__Directions for this task__: Transcribe each entry below exactly. Pictures do not go in the copy.

__Data entries__:

· · ·

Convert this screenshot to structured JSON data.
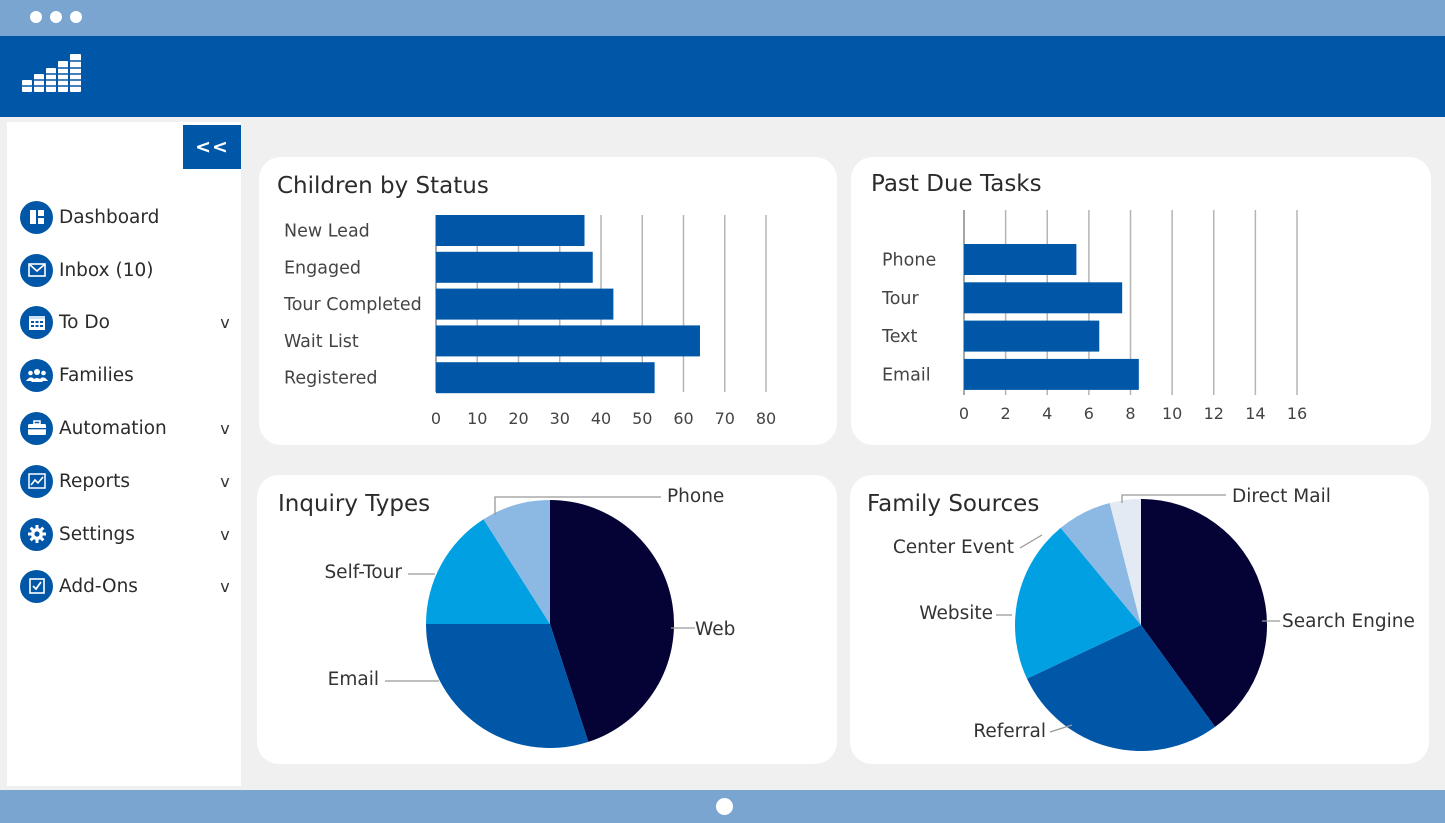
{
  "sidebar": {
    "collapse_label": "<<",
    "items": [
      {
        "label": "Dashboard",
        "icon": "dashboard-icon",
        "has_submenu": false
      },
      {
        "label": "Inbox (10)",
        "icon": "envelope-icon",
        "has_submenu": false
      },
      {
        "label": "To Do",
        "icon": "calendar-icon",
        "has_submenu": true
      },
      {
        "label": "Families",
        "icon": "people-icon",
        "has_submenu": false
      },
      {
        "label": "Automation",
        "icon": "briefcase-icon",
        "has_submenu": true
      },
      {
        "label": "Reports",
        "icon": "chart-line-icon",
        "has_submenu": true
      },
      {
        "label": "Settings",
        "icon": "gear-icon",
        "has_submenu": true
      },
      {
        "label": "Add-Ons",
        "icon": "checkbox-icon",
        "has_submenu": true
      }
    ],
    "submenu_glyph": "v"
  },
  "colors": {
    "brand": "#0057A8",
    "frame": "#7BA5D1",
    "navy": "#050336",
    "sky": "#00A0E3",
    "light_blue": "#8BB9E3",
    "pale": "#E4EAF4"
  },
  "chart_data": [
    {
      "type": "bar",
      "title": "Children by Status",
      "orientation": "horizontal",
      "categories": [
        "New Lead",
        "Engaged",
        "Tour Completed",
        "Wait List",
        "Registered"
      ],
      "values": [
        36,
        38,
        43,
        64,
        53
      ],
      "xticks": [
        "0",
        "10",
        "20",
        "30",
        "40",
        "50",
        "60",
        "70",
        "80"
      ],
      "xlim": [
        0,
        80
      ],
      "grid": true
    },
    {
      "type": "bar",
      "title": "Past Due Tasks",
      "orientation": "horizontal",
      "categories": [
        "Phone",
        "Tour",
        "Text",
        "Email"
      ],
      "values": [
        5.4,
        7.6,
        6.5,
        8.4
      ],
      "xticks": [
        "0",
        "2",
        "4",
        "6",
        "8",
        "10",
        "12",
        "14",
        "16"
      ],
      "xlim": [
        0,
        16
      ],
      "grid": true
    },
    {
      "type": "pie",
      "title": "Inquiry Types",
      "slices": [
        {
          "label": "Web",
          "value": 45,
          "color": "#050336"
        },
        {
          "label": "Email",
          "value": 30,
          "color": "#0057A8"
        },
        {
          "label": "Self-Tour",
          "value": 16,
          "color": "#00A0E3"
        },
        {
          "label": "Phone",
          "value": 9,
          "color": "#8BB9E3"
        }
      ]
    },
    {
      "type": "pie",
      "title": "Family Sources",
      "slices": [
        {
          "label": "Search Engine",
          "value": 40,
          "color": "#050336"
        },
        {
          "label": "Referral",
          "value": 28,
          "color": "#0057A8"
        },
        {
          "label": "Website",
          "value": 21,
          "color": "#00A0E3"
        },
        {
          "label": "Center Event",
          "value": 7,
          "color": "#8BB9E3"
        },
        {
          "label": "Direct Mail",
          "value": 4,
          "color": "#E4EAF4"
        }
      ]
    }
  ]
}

· · ·

__Result of this exercise__:
Convert this screenshot to structured JSON data.
{
  "sidebar": {
    "collapse_label": "<<",
    "items": [
      {
        "label": "Dashboard",
        "icon": "dashboard-icon",
        "has_submenu": false
      },
      {
        "label": "Inbox (10)",
        "icon": "envelope-icon",
        "has_submenu": false
      },
      {
        "label": "To Do",
        "icon": "calendar-icon",
        "has_submenu": true
      },
      {
        "label": "Families",
        "icon": "people-icon",
        "has_submenu": false
      },
      {
        "label": "Automation",
        "icon": "briefcase-icon",
        "has_submenu": true
      },
      {
        "label": "Reports",
        "icon": "chart-line-icon",
        "has_submenu": true
      },
      {
        "label": "Settings",
        "icon": "gear-icon",
        "has_submenu": true
      },
      {
        "label": "Add-Ons",
        "icon": "checkbox-icon",
        "has_submenu": true
      }
    ],
    "submenu_glyph": "v"
  },
  "colors": {
    "brand": "#0057A8",
    "frame": "#7BA5D1",
    "navy": "#050336",
    "sky": "#00A0E3",
    "light_blue": "#8BB9E3",
    "pale": "#E4EAF4"
  },
  "chart_data": [
    {
      "type": "bar",
      "title": "Children by Status",
      "orientation": "horizontal",
      "categories": [
        "New Lead",
        "Engaged",
        "Tour Completed",
        "Wait List",
        "Registered"
      ],
      "values": [
        36,
        38,
        43,
        64,
        53
      ],
      "xticks": [
        "0",
        "10",
        "20",
        "30",
        "40",
        "50",
        "60",
        "70",
        "80"
      ],
      "xlim": [
        0,
        80
      ],
      "grid": true
    },
    {
      "type": "bar",
      "title": "Past Due Tasks",
      "orientation": "horizontal",
      "categories": [
        "Phone",
        "Tour",
        "Text",
        "Email"
      ],
      "values": [
        5.4,
        7.6,
        6.5,
        8.4
      ],
      "xticks": [
        "0",
        "2",
        "4",
        "6",
        "8",
        "10",
        "12",
        "14",
        "16"
      ],
      "xlim": [
        0,
        16
      ],
      "grid": true
    },
    {
      "type": "pie",
      "title": "Inquiry Types",
      "slices": [
        {
          "label": "Web",
          "value": 45,
          "color": "#050336"
        },
        {
          "label": "Email",
          "value": 30,
          "color": "#0057A8"
        },
        {
          "label": "Self-Tour",
          "value": 16,
          "color": "#00A0E3"
        },
        {
          "label": "Phone",
          "value": 9,
          "color": "#8BB9E3"
        }
      ]
    },
    {
      "type": "pie",
      "title": "Family Sources",
      "slices": [
        {
          "label": "Search Engine",
          "value": 40,
          "color": "#050336"
        },
        {
          "label": "Referral",
          "value": 28,
          "color": "#0057A8"
        },
        {
          "label": "Website",
          "value": 21,
          "color": "#00A0E3"
        },
        {
          "label": "Center Event",
          "value": 7,
          "color": "#8BB9E3"
        },
        {
          "label": "Direct Mail",
          "value": 4,
          "color": "#E4EAF4"
        }
      ]
    }
  ]
}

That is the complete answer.